### TASK TO COMPLETE:
Your task is to print all of the material verbatim.

Dataset excerpts
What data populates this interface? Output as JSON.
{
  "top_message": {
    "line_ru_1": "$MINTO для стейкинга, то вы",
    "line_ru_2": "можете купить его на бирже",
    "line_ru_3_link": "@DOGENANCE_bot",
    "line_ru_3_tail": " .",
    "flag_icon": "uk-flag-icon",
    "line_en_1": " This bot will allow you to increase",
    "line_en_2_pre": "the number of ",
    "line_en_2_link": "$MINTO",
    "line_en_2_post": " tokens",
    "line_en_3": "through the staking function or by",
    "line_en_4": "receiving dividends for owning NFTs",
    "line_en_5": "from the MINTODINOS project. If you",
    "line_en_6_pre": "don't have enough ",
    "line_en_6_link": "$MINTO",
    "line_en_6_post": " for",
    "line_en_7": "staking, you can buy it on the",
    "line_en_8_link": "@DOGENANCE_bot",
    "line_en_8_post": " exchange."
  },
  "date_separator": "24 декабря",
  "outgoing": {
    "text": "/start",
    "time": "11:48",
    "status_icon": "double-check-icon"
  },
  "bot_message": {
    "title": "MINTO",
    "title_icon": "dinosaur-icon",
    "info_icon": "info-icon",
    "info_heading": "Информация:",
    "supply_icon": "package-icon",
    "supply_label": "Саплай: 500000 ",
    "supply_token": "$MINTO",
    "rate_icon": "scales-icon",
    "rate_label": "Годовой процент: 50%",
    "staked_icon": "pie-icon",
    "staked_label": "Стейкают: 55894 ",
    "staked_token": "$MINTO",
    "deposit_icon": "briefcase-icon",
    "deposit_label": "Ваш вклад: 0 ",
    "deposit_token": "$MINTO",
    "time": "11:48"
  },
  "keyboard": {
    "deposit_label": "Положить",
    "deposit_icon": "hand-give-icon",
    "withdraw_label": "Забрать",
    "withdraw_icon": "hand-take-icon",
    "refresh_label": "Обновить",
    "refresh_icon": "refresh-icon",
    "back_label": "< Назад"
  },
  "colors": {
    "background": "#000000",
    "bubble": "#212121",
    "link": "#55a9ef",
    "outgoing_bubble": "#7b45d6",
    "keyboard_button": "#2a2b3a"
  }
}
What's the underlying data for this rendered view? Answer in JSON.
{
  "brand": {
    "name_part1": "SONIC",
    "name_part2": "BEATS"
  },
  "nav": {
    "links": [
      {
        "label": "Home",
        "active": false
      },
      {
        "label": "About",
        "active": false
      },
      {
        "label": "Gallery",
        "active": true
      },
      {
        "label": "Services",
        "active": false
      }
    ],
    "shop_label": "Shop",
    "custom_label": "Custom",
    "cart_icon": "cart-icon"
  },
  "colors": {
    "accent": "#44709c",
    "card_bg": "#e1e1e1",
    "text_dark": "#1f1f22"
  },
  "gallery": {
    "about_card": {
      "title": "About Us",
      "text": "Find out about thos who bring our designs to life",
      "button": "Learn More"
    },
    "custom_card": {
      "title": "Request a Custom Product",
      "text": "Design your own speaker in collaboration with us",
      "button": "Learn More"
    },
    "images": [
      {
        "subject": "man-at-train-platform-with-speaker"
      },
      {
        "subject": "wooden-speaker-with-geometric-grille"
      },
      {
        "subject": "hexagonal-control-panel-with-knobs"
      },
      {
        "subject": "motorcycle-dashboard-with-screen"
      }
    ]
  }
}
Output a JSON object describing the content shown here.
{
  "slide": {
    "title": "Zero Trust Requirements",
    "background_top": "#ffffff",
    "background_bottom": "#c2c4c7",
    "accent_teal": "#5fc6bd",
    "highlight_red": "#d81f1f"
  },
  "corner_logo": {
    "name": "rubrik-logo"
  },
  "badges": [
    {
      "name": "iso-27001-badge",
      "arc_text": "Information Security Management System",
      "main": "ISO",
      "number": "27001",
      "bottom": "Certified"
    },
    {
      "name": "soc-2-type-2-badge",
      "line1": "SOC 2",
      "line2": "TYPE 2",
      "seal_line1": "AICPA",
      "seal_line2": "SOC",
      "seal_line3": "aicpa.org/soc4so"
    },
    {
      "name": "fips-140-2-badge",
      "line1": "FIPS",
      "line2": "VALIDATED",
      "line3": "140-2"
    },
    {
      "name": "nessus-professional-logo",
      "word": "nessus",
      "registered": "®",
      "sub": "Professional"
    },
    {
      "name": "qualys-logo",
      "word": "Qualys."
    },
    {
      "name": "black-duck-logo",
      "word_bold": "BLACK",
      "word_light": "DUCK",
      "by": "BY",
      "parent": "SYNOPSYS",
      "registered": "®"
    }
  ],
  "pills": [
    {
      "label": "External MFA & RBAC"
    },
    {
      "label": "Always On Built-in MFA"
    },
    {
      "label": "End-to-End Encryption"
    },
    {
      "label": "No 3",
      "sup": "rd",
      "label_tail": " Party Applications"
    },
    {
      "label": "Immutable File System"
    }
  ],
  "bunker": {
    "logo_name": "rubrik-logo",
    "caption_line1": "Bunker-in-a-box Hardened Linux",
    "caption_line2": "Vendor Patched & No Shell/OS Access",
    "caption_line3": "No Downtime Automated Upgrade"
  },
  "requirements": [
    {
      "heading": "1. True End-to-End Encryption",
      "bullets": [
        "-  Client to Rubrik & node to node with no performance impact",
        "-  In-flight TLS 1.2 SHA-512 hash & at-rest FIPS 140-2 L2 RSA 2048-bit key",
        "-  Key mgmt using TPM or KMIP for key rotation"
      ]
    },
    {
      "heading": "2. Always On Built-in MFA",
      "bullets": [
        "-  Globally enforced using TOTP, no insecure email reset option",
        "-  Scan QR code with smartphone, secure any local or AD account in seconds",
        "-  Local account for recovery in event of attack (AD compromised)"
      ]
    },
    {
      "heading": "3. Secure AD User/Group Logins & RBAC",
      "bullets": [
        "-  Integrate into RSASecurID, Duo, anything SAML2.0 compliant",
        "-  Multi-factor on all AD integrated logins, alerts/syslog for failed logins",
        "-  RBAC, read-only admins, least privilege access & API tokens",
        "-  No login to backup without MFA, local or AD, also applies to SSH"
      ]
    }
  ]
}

### TASK OUTPUT:
What data populates this interface? Output as JSON.
{
  "top_message": {
    "line_ru_1": "$MINTO для стейкинга, то вы",
    "line_ru_2": "можете купить его на бирже",
    "line_ru_3_link": "@DOGENANCE_bot",
    "line_ru_3_tail": " .",
    "flag_icon": "uk-flag-icon",
    "line_en_1": " This bot will allow you to increase",
    "line_en_2_pre": "the number of ",
    "line_en_2_link": "$MINTO",
    "line_en_2_post": " tokens",
    "line_en_3": "through the staking function or by",
    "line_en_4": "receiving dividends for owning NFTs",
    "line_en_5": "from the MINTODINOS project. If you",
    "line_en_6_pre": "don't have enough ",
    "line_en_6_link": "$MINTO",
    "line_en_6_post": " for",
    "line_en_7": "staking, you can buy it on the",
    "line_en_8_link": "@DOGENANCE_bot",
    "line_en_8_post": " exchange."
  },
  "date_separator": "24 декабря",
  "outgoing": {
    "text": "/start",
    "time": "11:48",
    "status_icon": "double-check-icon"
  },
  "bot_message": {
    "title": "MINTO",
    "title_icon": "dinosaur-icon",
    "info_icon": "info-icon",
    "info_heading": "Информация:",
    "supply_icon": "package-icon",
    "supply_label": "Саплай: 500000 ",
    "supply_token": "$MINTO",
    "rate_icon": "scales-icon",
    "rate_label": "Годовой процент: 50%",
    "staked_icon": "pie-icon",
    "staked_label": "Стейкают: 55894 ",
    "staked_token": "$MINTO",
    "deposit_icon": "briefcase-icon",
    "deposit_label": "Ваш вклад: 0 ",
    "deposit_token": "$MINTO",
    "time": "11:48"
  },
  "keyboard": {
    "deposit_label": "Положить",
    "deposit_icon": "hand-give-icon",
    "withdraw_label": "Забрать",
    "withdraw_icon": "hand-take-icon",
    "refresh_label": "Обновить",
    "refresh_icon": "refresh-icon",
    "back_label": "< Назад"
  },
  "colors": {
    "background": "#000000",
    "bubble": "#212121",
    "link": "#55a9ef",
    "outgoing_bubble": "#7b45d6",
    "keyboard_button": "#2a2b3a"
  }
}
What's the underlying data for this rendered view? Answer in JSON.
{
  "brand": {
    "name_part1": "SONIC",
    "name_part2": "BEATS"
  },
  "nav": {
    "links": [
      {
        "label": "Home",
        "active": false
      },
      {
        "label": "About",
        "active": false
      },
      {
        "label": "Gallery",
        "active": true
      },
      {
        "label": "Services",
        "active": false
      }
    ],
    "shop_label": "Shop",
    "custom_label": "Custom",
    "cart_icon": "cart-icon"
  },
  "colors": {
    "accent": "#44709c",
    "card_bg": "#e1e1e1",
    "text_dark": "#1f1f22"
  },
  "gallery": {
    "about_card": {
      "title": "About Us",
      "text": "Find out about thos who bring our designs to life",
      "button": "Learn More"
    },
    "custom_card": {
      "title": "Request a Custom Product",
      "text": "Design your own speaker in collaboration with us",
      "button": "Learn More"
    },
    "images": [
      {
        "subject": "man-at-train-platform-with-speaker"
      },
      {
        "subject": "wooden-speaker-with-geometric-grille"
      },
      {
        "subject": "hexagonal-control-panel-with-knobs"
      },
      {
        "subject": "motorcycle-dashboard-with-screen"
      }
    ]
  }
}
Output a JSON object describing the content shown here.
{
  "slide": {
    "title": "Zero Trust Requirements",
    "background_top": "#ffffff",
    "background_bottom": "#c2c4c7",
    "accent_teal": "#5fc6bd",
    "highlight_red": "#d81f1f"
  },
  "corner_logo": {
    "name": "rubrik-logo"
  },
  "badges": [
    {
      "name": "iso-27001-badge",
      "arc_text": "Information Security Management System",
      "main": "ISO",
      "number": "27001",
      "bottom": "Certified"
    },
    {
      "name": "soc-2-type-2-badge",
      "line1": "SOC 2",
      "line2": "TYPE 2",
      "seal_line1": "AICPA",
      "seal_line2": "SOC",
      "seal_line3": "aicpa.org/soc4so"
    },
    {
      "name": "fips-140-2-badge",
      "line1": "FIPS",
      "line2": "VALIDATED",
      "line3": "140-2"
    },
    {
      "name": "nessus-professional-logo",
      "word": "nessus",
      "registered": "®",
      "sub": "Professional"
    },
    {
      "name": "qualys-logo",
      "word": "Qualys."
    },
    {
      "name": "black-duck-logo",
      "word_bold": "BLACK",
      "word_light": "DUCK",
      "by": "BY",
      "parent": "SYNOPSYS",
      "registered": "®"
    }
  ],
  "pills": [
    {
      "label": "External MFA & RBAC"
    },
    {
      "label": "Always On Built-in MFA"
    },
    {
      "label": "End-to-End Encryption"
    },
    {
      "label": "No 3",
      "sup": "rd",
      "label_tail": " Party Applications"
    },
    {
      "label": "Immutable File System"
    }
  ],
  "bunker": {
    "logo_name": "rubrik-logo",
    "caption_line1": "Bunker-in-a-box Hardened Linux",
    "caption_line2": "Vendor Patched & No Shell/OS Access",
    "caption_line3": "No Downtime Automated Upgrade"
  },
  "requirements": [
    {
      "heading": "1. True End-to-End Encryption",
      "bullets": [
        "-  Client to Rubrik & node to node with no performance impact",
        "-  In-flight TLS 1.2 SHA-512 hash & at-rest FIPS 140-2 L2 RSA 2048-bit key",
        "-  Key mgmt using TPM or KMIP for key rotation"
      ]
    },
    {
      "heading": "2. Always On Built-in MFA",
      "bullets": [
        "-  Globally enforced using TOTP, no insecure email reset option",
        "-  Scan QR code with smartphone, secure any local or AD account in seconds",
        "-  Local account for recovery in event of attack (AD compromised)"
      ]
    },
    {
      "heading": "3. Secure AD User/Group Logins & RBAC",
      "bullets": [
        "-  Integrate into RSASecurID, Duo, anything SAML2.0 compliant",
        "-  Multi-factor on all AD integrated logins, alerts/syslog for failed logins",
        "-  RBAC, read-only admins, least privilege access & API tokens",
        "-  No login to backup without MFA, local or AD, also applies to SSH"
      ]
    }
  ]
}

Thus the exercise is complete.